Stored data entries

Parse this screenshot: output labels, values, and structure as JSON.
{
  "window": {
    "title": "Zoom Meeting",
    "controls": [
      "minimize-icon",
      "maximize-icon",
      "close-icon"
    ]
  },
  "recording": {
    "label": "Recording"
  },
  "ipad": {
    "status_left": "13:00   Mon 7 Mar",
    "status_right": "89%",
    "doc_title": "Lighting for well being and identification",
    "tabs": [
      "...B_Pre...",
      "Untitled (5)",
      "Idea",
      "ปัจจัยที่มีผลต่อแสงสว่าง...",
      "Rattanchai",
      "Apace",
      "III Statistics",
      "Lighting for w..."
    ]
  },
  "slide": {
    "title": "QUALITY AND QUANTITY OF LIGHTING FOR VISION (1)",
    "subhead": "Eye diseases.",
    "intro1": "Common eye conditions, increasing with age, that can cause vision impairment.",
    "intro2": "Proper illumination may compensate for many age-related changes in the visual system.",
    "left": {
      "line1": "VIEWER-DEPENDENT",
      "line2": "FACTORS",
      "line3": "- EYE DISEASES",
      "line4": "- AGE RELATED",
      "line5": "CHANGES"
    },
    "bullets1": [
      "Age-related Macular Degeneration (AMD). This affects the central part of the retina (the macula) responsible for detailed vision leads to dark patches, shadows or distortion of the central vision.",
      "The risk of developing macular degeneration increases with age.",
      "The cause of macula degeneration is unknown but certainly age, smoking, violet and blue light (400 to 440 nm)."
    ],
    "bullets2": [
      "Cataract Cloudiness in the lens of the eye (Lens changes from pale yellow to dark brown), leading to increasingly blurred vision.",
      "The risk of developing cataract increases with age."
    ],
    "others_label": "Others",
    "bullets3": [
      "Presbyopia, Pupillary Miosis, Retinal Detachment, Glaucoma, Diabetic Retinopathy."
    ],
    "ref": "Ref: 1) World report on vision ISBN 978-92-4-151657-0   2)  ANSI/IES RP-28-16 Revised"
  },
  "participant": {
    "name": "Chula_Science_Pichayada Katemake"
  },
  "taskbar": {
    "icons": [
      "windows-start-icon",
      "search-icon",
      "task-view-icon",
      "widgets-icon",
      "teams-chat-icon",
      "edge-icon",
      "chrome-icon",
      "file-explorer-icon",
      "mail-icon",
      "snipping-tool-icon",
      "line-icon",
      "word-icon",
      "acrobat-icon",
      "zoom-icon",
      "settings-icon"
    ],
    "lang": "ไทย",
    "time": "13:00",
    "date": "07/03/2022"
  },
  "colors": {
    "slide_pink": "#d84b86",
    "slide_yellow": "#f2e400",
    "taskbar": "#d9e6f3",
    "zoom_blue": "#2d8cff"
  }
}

* * *

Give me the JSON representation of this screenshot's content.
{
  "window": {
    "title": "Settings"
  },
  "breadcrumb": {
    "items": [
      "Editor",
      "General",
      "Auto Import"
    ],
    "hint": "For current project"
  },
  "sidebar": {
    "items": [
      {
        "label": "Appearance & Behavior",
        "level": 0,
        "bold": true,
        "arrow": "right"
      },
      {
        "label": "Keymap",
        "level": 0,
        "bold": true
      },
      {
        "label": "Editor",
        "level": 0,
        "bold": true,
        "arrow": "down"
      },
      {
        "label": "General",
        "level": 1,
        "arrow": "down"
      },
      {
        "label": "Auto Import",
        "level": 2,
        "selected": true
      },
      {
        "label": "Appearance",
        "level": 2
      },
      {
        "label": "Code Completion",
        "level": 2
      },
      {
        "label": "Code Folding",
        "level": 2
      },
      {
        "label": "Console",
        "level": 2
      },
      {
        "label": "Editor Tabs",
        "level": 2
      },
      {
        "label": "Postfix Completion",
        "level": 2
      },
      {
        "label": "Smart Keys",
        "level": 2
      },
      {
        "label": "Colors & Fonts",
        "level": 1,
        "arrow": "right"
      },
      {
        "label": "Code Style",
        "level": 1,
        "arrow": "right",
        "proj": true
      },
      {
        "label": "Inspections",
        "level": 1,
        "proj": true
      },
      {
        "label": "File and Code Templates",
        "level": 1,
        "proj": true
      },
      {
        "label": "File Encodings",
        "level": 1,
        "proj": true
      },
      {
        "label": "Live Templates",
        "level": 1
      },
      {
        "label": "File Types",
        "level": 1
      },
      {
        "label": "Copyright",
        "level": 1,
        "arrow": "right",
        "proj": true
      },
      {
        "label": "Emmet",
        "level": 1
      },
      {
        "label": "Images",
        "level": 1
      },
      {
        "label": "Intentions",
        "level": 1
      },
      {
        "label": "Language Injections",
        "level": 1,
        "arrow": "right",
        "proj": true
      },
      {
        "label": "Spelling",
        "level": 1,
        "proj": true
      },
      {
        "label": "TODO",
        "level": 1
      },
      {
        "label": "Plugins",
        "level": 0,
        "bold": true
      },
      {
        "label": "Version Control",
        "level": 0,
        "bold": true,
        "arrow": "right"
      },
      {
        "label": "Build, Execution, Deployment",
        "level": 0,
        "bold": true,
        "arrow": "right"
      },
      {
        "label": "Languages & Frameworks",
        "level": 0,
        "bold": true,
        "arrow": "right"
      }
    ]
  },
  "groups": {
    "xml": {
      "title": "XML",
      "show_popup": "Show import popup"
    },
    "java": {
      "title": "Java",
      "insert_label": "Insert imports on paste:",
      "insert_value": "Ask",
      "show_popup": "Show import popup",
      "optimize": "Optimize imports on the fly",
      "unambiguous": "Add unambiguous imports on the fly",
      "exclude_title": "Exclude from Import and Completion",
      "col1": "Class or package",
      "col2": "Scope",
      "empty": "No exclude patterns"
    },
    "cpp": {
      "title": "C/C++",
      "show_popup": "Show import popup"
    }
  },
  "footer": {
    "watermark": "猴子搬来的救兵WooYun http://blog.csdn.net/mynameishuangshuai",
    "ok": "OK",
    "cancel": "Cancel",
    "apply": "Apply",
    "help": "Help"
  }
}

**Task instructions**
Check each line above for the word "Code", and copy the lines where it appears.

**Solution to this problem**
        "label": "Code Completion",
        "label": "Code Folding",
        "label": "Code Style",
        "label": "File and Code Templates",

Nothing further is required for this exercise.